### Material provided
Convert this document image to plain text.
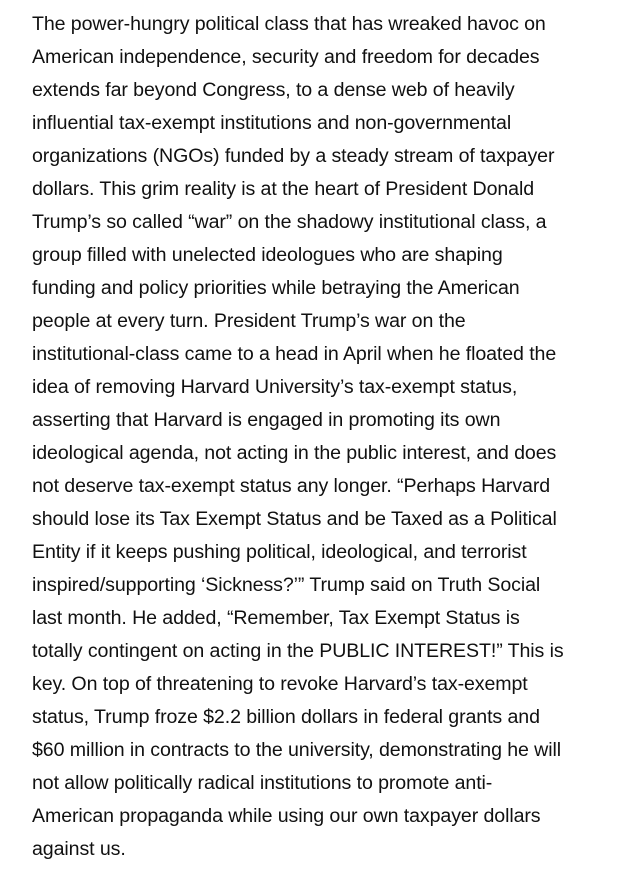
The power-hungry political class that has wreaked havoc on
American independence, security and freedom for decades
extends far beyond Congress, to a dense web of heavily
influential tax-exempt institutions and non-governmental
organizations (NGOs) funded by a steady stream of taxpayer
dollars. This grim reality is at the heart of President Donald
Trump’s so called “war” on the shadowy institutional class, a
group filled with unelected ideologues who are shaping
funding and policy priorities while betraying the American
people at every turn. President Trump’s war on the
institutional-class came to a head in April when he floated the
idea of removing Harvard University’s tax-exempt status,
asserting that Harvard is engaged in promoting its own
ideological agenda, not acting in the public interest, and does
not deserve tax-exempt status any longer. “Perhaps Harvard
should lose its Tax Exempt Status and be Taxed as a Political
Entity if it keeps pushing political, ideological, and terrorist
inspired/supporting ‘Sickness?’” Trump said on Truth Social
last month. He added, “Remember, Tax Exempt Status is
totally contingent on acting in the PUBLIC INTEREST!” This is
key. On top of threatening to revoke Harvard’s tax-exempt
status, Trump froze $2.2 billion dollars in federal grants and
$60 million in contracts to the university, demonstrating he will
not allow politically radical institutions to promote anti-
American propaganda while using our own taxpayer dollars
against us.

### Task details
Copy the listing word for word, excluding its pictures.

### Task solution
Convert this document image to plain text.
The power-hungry political class that has wreaked havoc on
American independence, security and freedom for decades
extends far beyond Congress, to a dense web of heavily
influential tax-exempt institutions and non-governmental
organizations (NGOs) funded by a steady stream of taxpayer
dollars. This grim reality is at the heart of President Donald
Trump’s so called “war” on the shadowy institutional class, a
group filled with unelected ideologues who are shaping
funding and policy priorities while betraying the American
people at every turn. President Trump’s war on the
institutional-class came to a head in April when he floated the
idea of removing Harvard University’s tax-exempt status,
asserting that Harvard is engaged in promoting its own
ideological agenda, not acting in the public interest, and does
not deserve tax-exempt status any longer. “Perhaps Harvard
should lose its Tax Exempt Status and be Taxed as a Political
Entity if it keeps pushing political, ideological, and terrorist
inspired/supporting ‘Sickness?’” Trump said on Truth Social
last month. He added, “Remember, Tax Exempt Status is
totally contingent on acting in the PUBLIC INTEREST!” This is
key. On top of threatening to revoke Harvard’s tax-exempt
status, Trump froze $2.2 billion dollars in federal grants and
$60 million in contracts to the university, demonstrating he will
not allow politically radical institutions to promote anti-
American propaganda while using our own taxpayer dollars
against us.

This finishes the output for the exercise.